-- start The records --
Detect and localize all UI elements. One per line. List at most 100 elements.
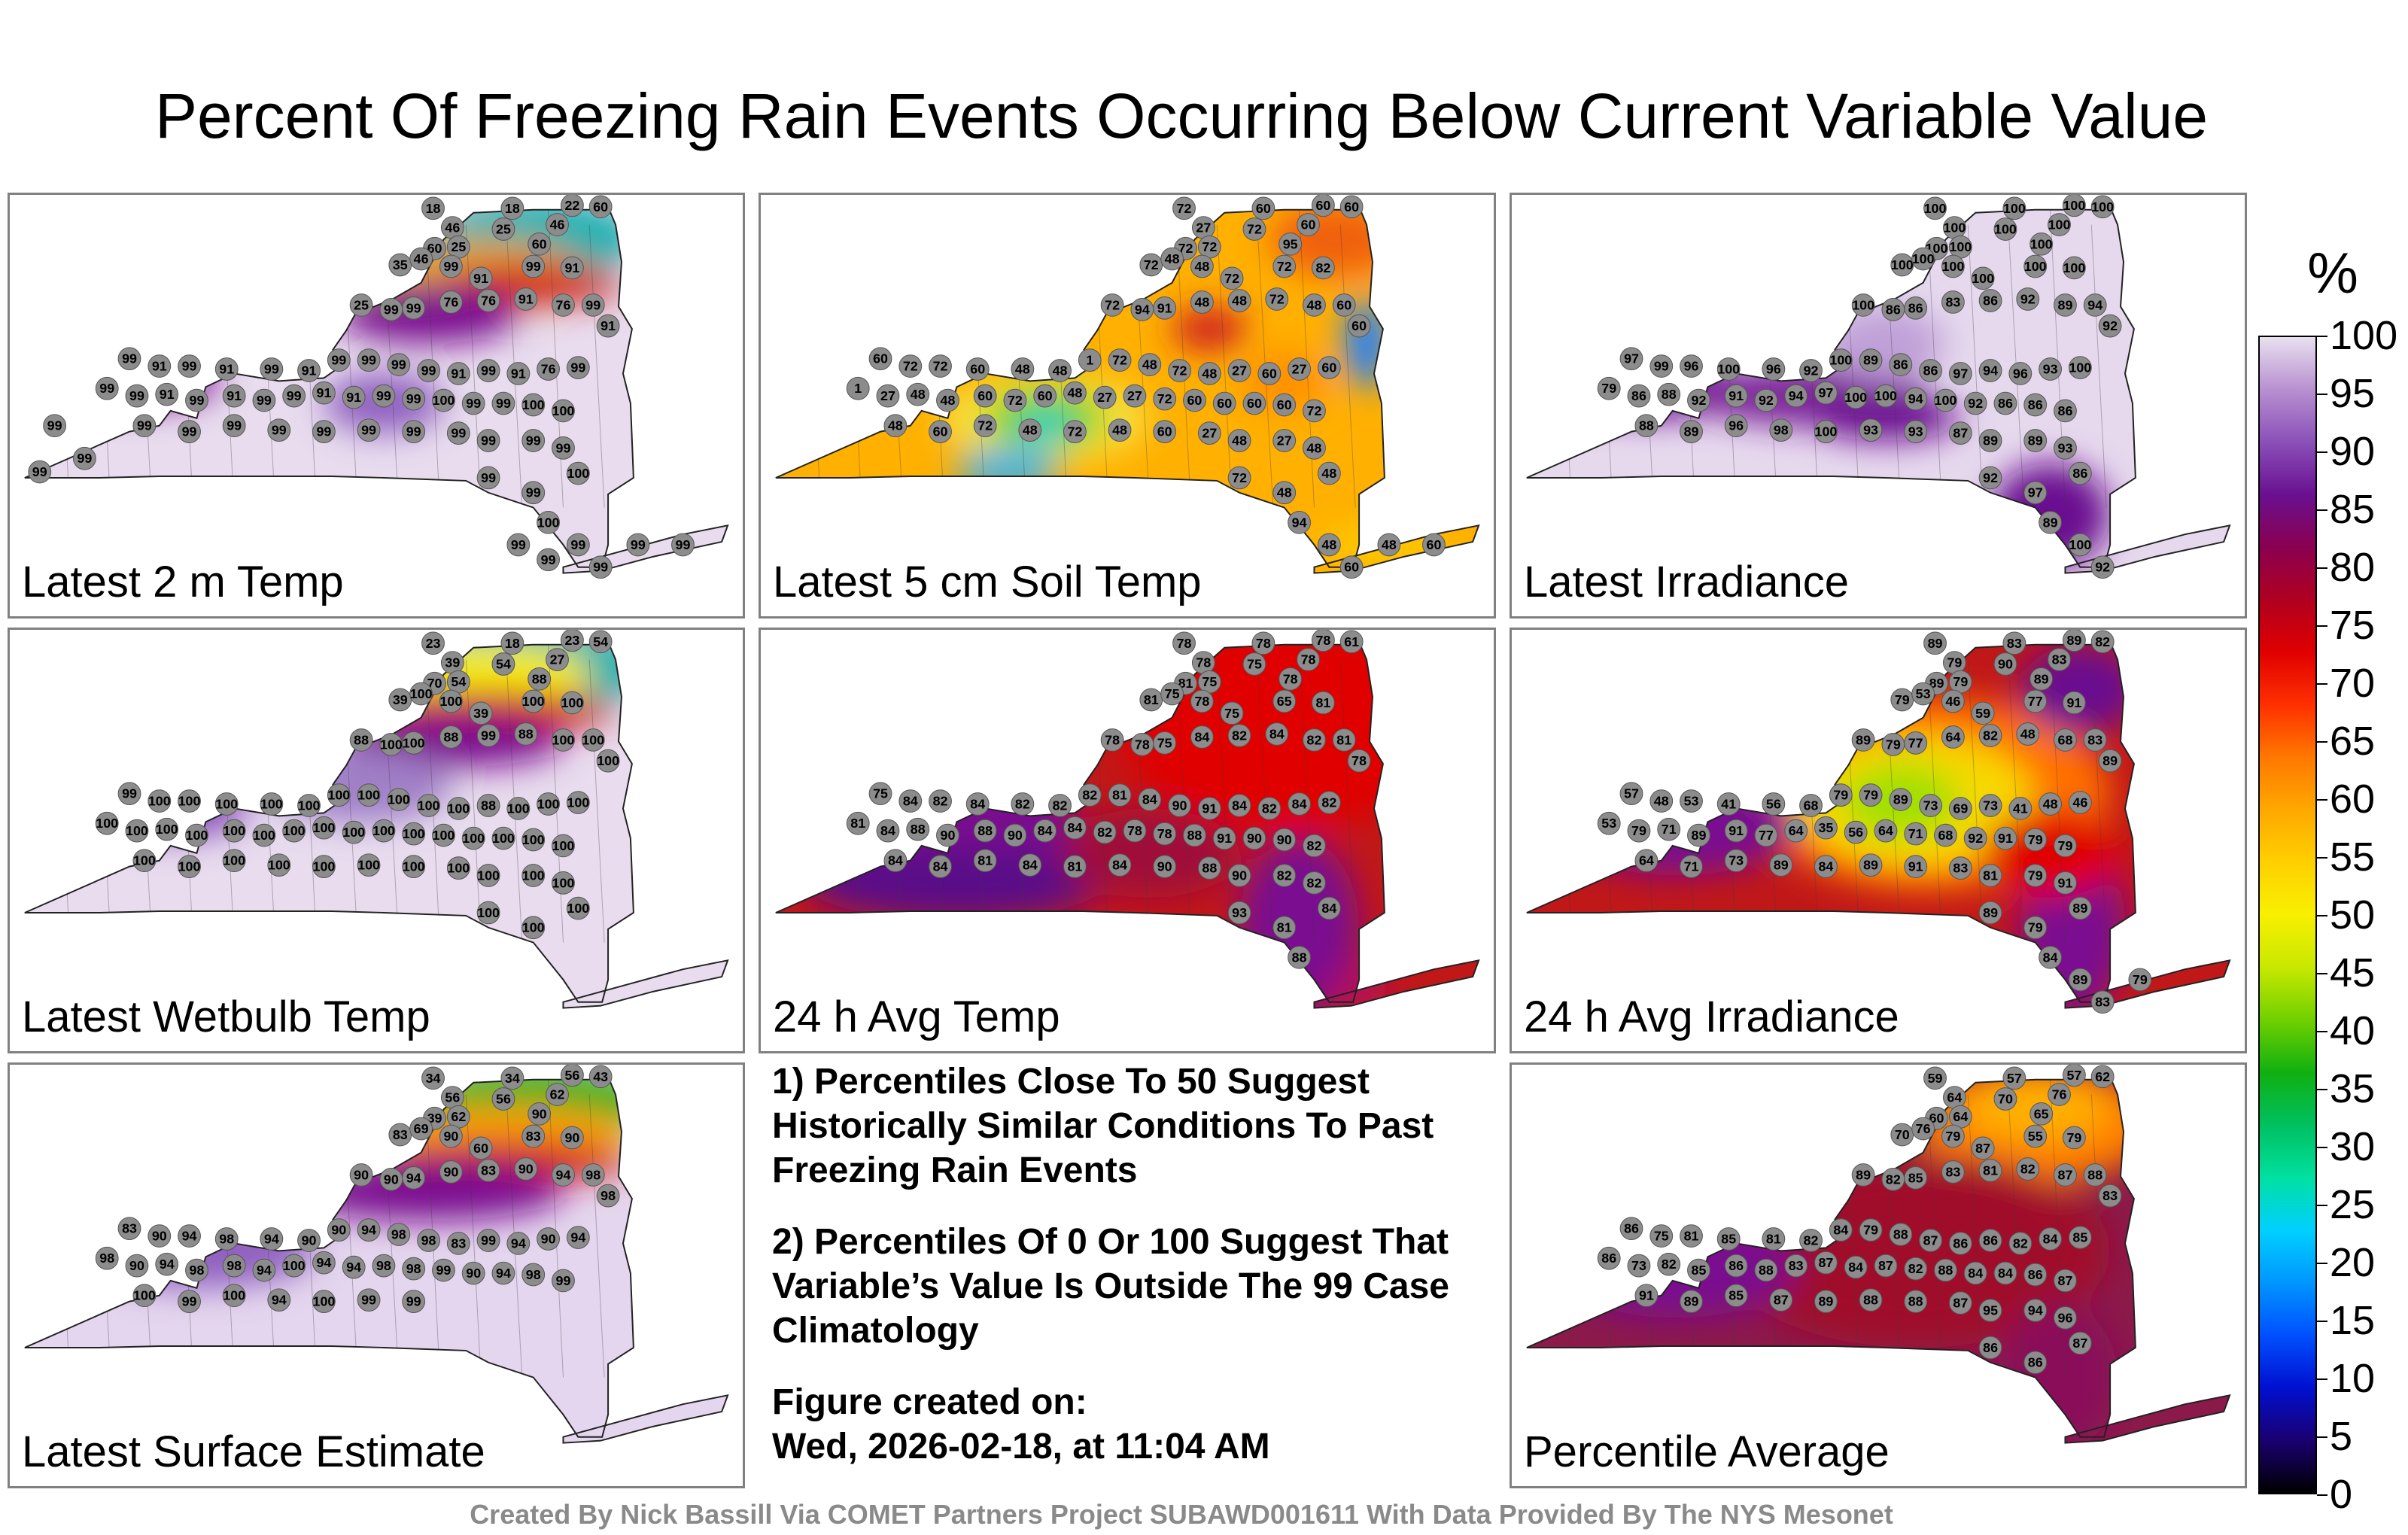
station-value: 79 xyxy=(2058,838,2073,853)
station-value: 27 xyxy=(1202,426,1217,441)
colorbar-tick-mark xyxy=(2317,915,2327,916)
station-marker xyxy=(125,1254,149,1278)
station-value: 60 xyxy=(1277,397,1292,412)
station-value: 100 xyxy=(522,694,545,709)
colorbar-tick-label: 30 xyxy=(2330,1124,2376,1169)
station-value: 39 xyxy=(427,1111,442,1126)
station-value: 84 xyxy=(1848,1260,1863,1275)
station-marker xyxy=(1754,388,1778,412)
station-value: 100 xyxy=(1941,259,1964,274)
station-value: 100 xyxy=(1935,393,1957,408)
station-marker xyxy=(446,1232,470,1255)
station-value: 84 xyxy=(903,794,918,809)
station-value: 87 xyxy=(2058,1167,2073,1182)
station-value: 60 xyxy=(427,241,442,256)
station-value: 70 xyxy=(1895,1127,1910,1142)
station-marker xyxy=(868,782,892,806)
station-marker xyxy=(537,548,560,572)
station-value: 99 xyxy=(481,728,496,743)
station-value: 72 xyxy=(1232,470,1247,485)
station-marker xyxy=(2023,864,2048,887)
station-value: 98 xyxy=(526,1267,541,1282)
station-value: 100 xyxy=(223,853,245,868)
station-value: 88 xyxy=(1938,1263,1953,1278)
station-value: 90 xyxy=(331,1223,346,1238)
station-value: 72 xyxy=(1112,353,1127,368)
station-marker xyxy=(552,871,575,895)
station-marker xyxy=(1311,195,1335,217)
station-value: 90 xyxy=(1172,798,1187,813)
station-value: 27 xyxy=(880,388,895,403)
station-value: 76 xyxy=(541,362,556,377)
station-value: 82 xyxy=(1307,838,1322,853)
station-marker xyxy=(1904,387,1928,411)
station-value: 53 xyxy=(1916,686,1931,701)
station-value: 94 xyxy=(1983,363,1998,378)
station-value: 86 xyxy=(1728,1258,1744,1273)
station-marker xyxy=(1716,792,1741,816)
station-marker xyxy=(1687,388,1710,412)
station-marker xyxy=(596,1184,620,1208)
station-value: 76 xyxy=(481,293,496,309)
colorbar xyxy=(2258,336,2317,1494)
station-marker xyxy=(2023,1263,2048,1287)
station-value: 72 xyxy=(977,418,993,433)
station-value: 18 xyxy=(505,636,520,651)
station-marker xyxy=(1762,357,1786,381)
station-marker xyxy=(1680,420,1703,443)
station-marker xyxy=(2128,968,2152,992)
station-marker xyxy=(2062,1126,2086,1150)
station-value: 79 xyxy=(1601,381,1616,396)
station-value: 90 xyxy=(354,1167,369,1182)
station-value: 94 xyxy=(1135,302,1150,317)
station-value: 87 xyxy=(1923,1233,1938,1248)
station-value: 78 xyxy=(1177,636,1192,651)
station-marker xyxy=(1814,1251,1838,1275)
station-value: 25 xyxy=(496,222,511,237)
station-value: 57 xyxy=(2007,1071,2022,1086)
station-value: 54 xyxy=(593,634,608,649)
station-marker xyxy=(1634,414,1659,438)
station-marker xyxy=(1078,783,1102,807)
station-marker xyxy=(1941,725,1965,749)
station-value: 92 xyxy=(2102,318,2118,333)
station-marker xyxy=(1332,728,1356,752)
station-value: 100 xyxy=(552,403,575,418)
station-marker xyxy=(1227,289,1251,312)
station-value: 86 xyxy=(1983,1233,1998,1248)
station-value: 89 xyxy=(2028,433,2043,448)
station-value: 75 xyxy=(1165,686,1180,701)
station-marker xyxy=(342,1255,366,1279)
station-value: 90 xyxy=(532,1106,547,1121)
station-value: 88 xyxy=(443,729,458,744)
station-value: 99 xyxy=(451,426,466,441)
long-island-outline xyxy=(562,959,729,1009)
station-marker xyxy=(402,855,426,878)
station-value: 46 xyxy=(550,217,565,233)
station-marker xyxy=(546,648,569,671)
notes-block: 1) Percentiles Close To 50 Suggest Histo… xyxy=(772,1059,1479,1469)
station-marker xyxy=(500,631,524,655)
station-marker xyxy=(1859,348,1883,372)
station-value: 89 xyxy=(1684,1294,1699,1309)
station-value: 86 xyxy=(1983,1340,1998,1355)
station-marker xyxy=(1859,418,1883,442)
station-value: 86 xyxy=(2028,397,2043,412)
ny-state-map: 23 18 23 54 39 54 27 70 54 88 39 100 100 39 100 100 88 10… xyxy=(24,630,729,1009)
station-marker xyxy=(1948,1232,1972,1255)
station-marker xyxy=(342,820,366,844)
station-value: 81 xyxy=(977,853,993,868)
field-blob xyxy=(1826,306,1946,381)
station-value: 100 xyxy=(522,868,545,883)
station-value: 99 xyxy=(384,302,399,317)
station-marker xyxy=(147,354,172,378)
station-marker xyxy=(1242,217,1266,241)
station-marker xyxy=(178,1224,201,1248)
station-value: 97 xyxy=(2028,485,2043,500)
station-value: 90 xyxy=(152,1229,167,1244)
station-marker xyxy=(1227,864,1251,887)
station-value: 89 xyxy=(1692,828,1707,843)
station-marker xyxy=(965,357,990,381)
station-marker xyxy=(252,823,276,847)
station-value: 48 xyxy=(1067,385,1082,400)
-- end The records --
-- start The records --
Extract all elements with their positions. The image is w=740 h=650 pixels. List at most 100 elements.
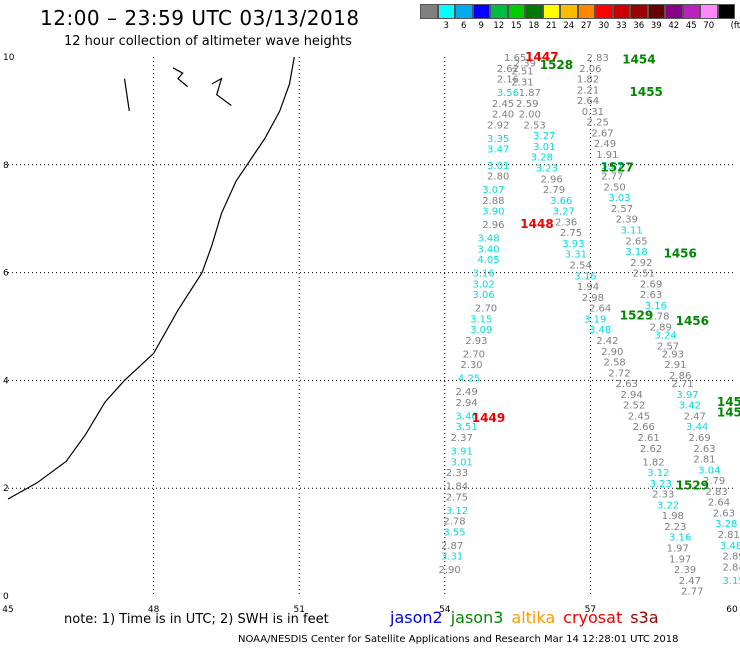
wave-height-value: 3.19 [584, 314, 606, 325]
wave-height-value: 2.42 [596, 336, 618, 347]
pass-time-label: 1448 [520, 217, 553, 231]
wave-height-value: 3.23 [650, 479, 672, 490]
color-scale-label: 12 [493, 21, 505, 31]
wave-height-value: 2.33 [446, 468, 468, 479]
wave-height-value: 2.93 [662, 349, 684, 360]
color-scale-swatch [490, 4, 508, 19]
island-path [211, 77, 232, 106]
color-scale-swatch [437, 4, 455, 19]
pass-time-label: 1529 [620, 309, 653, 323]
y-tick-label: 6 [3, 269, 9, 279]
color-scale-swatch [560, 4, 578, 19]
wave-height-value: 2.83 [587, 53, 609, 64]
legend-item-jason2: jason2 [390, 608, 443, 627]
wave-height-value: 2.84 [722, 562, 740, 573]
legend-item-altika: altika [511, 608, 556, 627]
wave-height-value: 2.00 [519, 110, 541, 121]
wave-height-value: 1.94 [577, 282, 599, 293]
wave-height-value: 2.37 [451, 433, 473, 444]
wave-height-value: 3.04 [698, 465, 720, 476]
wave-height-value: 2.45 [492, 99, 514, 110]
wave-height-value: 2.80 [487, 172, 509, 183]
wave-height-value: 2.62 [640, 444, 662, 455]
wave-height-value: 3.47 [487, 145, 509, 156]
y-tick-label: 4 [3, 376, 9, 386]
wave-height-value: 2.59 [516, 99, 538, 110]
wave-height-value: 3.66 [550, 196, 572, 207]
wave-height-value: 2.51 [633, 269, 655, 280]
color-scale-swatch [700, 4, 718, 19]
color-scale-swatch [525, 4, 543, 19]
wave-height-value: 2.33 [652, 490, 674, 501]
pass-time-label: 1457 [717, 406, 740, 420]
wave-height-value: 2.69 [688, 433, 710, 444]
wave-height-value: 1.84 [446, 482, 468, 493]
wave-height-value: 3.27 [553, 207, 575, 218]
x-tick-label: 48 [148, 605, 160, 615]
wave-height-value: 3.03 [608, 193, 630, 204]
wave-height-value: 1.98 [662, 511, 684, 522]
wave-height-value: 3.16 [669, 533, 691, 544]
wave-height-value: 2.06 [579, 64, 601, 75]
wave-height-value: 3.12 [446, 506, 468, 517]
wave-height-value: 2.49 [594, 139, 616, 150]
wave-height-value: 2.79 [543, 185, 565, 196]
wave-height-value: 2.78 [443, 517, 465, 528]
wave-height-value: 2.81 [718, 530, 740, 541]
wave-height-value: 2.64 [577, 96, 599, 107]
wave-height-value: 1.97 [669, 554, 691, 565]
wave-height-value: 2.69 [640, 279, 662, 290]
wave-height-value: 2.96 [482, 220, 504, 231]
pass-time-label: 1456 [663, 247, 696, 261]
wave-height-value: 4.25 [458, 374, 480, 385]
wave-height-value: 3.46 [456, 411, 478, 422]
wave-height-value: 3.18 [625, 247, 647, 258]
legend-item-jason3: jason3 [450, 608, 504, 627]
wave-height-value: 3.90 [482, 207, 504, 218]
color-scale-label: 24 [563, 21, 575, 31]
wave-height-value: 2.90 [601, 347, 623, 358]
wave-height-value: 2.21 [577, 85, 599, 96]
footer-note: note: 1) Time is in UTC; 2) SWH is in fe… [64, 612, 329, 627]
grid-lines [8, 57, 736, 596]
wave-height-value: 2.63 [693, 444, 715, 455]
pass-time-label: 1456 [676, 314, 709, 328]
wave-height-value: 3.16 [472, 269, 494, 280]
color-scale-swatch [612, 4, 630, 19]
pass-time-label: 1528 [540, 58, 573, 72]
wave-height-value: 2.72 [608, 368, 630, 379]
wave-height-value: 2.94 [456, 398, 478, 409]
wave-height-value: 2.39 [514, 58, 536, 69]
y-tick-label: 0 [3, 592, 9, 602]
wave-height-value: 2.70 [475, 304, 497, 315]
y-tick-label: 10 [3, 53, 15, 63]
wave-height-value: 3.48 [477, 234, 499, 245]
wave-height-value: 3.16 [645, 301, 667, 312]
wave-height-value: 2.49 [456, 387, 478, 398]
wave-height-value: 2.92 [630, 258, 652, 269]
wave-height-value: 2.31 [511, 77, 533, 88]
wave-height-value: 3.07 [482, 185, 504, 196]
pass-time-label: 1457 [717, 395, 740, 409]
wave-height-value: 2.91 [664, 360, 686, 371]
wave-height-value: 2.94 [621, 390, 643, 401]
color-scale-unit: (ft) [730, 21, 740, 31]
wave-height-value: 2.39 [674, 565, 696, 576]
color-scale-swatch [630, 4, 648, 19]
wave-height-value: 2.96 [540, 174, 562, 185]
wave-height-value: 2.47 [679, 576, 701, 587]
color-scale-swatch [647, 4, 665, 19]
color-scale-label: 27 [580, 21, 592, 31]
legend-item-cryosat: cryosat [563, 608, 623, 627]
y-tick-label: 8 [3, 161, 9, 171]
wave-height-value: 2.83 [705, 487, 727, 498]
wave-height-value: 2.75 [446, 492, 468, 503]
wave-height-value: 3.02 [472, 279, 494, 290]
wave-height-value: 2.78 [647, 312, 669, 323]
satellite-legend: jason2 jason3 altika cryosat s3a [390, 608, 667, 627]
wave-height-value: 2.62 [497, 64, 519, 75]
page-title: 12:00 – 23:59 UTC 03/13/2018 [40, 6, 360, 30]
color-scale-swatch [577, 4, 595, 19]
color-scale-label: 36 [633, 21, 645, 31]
-- end The records --
## What you have to do
Can you output the records from the line with "wave-height-value: 3.19 [584, 314, 606, 325]" up to and including the line with "wave-height-value: 2.69 [688, 433, 710, 444]" as a numbered list, leaving out any blank lines?

## Task output
1. wave-height-value: 3.19 [584, 314, 606, 325]
2. wave-height-value: 2.42 [596, 336, 618, 347]
3. pass-time-label: 1448 [520, 217, 553, 231]
4. wave-height-value: 3.23 [650, 479, 672, 490]
5. color-scale-label: 12 [493, 21, 505, 31]
6. wave-height-value: 2.33 [446, 468, 468, 479]
7. wave-height-value: 2.93 [662, 349, 684, 360]
8. color-scale-swatch [490, 4, 508, 19]
9. island-path [211, 77, 232, 106]
10. color-scale-swatch [437, 4, 455, 19]
11. pass-time-label: 1529 [620, 309, 653, 323]
12. y-tick-label: 6 [3, 269, 9, 279]
13. color-scale-swatch [560, 4, 578, 19]
14. wave-height-value: 2.83 [587, 53, 609, 64]
15. legend-item-jason2: jason2 [390, 608, 443, 627]
16. wave-height-value: 2.84 [722, 562, 740, 573]
17. legend-item-altika: altika [511, 608, 556, 627]
18. wave-height-value: 2.00 [519, 110, 541, 121]
19. wave-height-value: 1.94 [577, 282, 599, 293]
20. wave-height-value: 2.37 [451, 433, 473, 444]
21. wave-height-value: 3.04 [698, 465, 720, 476]
22. wave-height-value: 2.45 [492, 99, 514, 110]
23. wave-height-value: 2.80 [487, 172, 509, 183]
24. wave-height-value: 2.62 [640, 444, 662, 455]
25. wave-height-value: 3.47 [487, 145, 509, 156]
26. y-tick-label: 4 [3, 376, 9, 386]
27. wave-height-value: 2.59 [516, 99, 538, 110]
28. wave-height-value: 3.66 [550, 196, 572, 207]
29. wave-height-value: 2.51 [633, 269, 655, 280]
30. color-scale-swatch [700, 4, 718, 19]
31. color-scale-swatch [525, 4, 543, 19]
32. wave-height-value: 2.33 [652, 490, 674, 501]
33. pass-time-label: 1457 [717, 406, 740, 420]
34. wave-height-value: 2.69 [688, 433, 710, 444]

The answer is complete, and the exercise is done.